Data records:
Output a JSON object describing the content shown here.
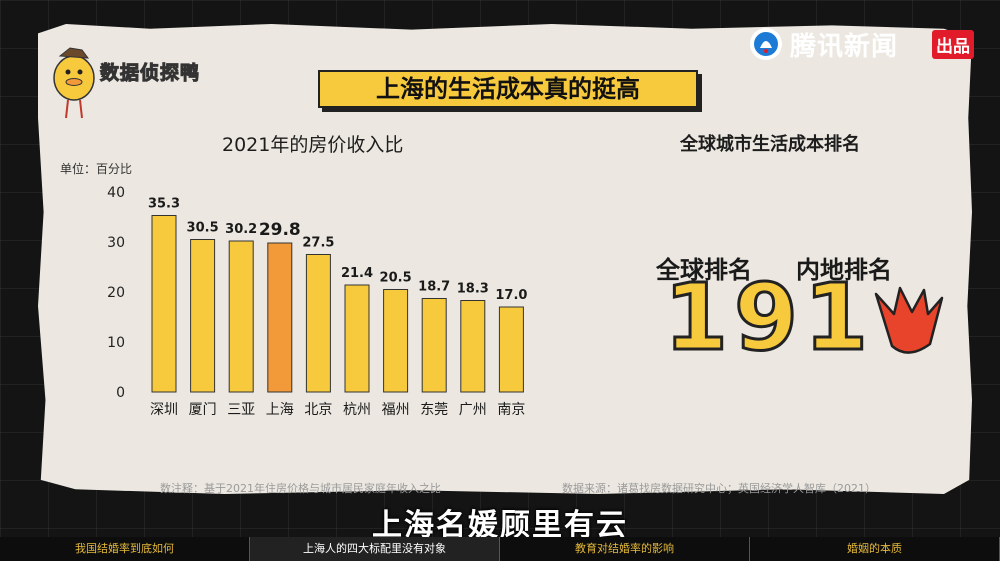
{
  "brand": {
    "name": "数据侦探鸭"
  },
  "source": {
    "name": "腾讯新闻",
    "badge": "出品"
  },
  "title": "上海的生活成本真的挺高",
  "chart_data": {
    "type": "bar",
    "title": "2021年的房价收入比",
    "ylabel": "单位：百分比",
    "ylim": [
      0,
      40
    ],
    "yticks": [
      0,
      10,
      20,
      30,
      40
    ],
    "categories": [
      "深圳",
      "厦门",
      "三亚",
      "上海",
      "北京",
      "杭州",
      "福州",
      "东莞",
      "广州",
      "南京"
    ],
    "values": [
      35.3,
      30.5,
      30.2,
      29.8,
      27.5,
      21.4,
      20.5,
      18.7,
      18.3,
      17.0
    ],
    "value_labels": [
      "35.3",
      "30.5",
      "30.2",
      "29.8",
      "27.5",
      "21.4",
      "20.5",
      "18.7",
      "18.3",
      "17.0"
    ],
    "highlight_category": "上海",
    "colors": {
      "bar": "#f7c93d",
      "highlight": "#f29a3a",
      "outline": "#333333"
    },
    "grid": false
  },
  "ranking": {
    "title": "全球城市生活成本排名",
    "global_label": "全球排名",
    "global_value": "19",
    "mainland_label": "内地排名",
    "mainland_value": "1"
  },
  "footnotes": {
    "note": "数注释：基于2021年住房价格与城市居民家庭年收入之比",
    "source": "数据来源：诸葛找房数据研究中心；英国经济学人智库（2021）"
  },
  "subtitle": "上海名媛顾里有云",
  "nav": {
    "items": [
      {
        "label": "我国结婚率到底如何",
        "active": false
      },
      {
        "label": "上海人的四大标配里没有对象",
        "active": true
      },
      {
        "label": "教育对结婚率的影响",
        "active": false
      },
      {
        "label": "婚姻的本质",
        "active": false
      }
    ]
  }
}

- [TASK INSTRUCTIONS] Write out the records above exactly as they appear, leaving out any pictures.

- [RESULT OF THIS TASK]
Output a JSON object describing the content shown here.
{
  "brand": {
    "name": "数据侦探鸭"
  },
  "source": {
    "name": "腾讯新闻",
    "badge": "出品"
  },
  "title": "上海的生活成本真的挺高",
  "chart_data": {
    "type": "bar",
    "title": "2021年的房价收入比",
    "ylabel": "单位：百分比",
    "ylim": [
      0,
      40
    ],
    "yticks": [
      0,
      10,
      20,
      30,
      40
    ],
    "categories": [
      "深圳",
      "厦门",
      "三亚",
      "上海",
      "北京",
      "杭州",
      "福州",
      "东莞",
      "广州",
      "南京"
    ],
    "values": [
      35.3,
      30.5,
      30.2,
      29.8,
      27.5,
      21.4,
      20.5,
      18.7,
      18.3,
      17.0
    ],
    "value_labels": [
      "35.3",
      "30.5",
      "30.2",
      "29.8",
      "27.5",
      "21.4",
      "20.5",
      "18.7",
      "18.3",
      "17.0"
    ],
    "highlight_category": "上海",
    "colors": {
      "bar": "#f7c93d",
      "highlight": "#f29a3a",
      "outline": "#333333"
    },
    "grid": false
  },
  "ranking": {
    "title": "全球城市生活成本排名",
    "global_label": "全球排名",
    "global_value": "19",
    "mainland_label": "内地排名",
    "mainland_value": "1"
  },
  "footnotes": {
    "note": "数注释：基于2021年住房价格与城市居民家庭年收入之比",
    "source": "数据来源：诸葛找房数据研究中心；英国经济学人智库（2021）"
  },
  "subtitle": "上海名媛顾里有云",
  "nav": {
    "items": [
      {
        "label": "我国结婚率到底如何",
        "active": false
      },
      {
        "label": "上海人的四大标配里没有对象",
        "active": true
      },
      {
        "label": "教育对结婚率的影响",
        "active": false
      },
      {
        "label": "婚姻的本质",
        "active": false
      }
    ]
  }
}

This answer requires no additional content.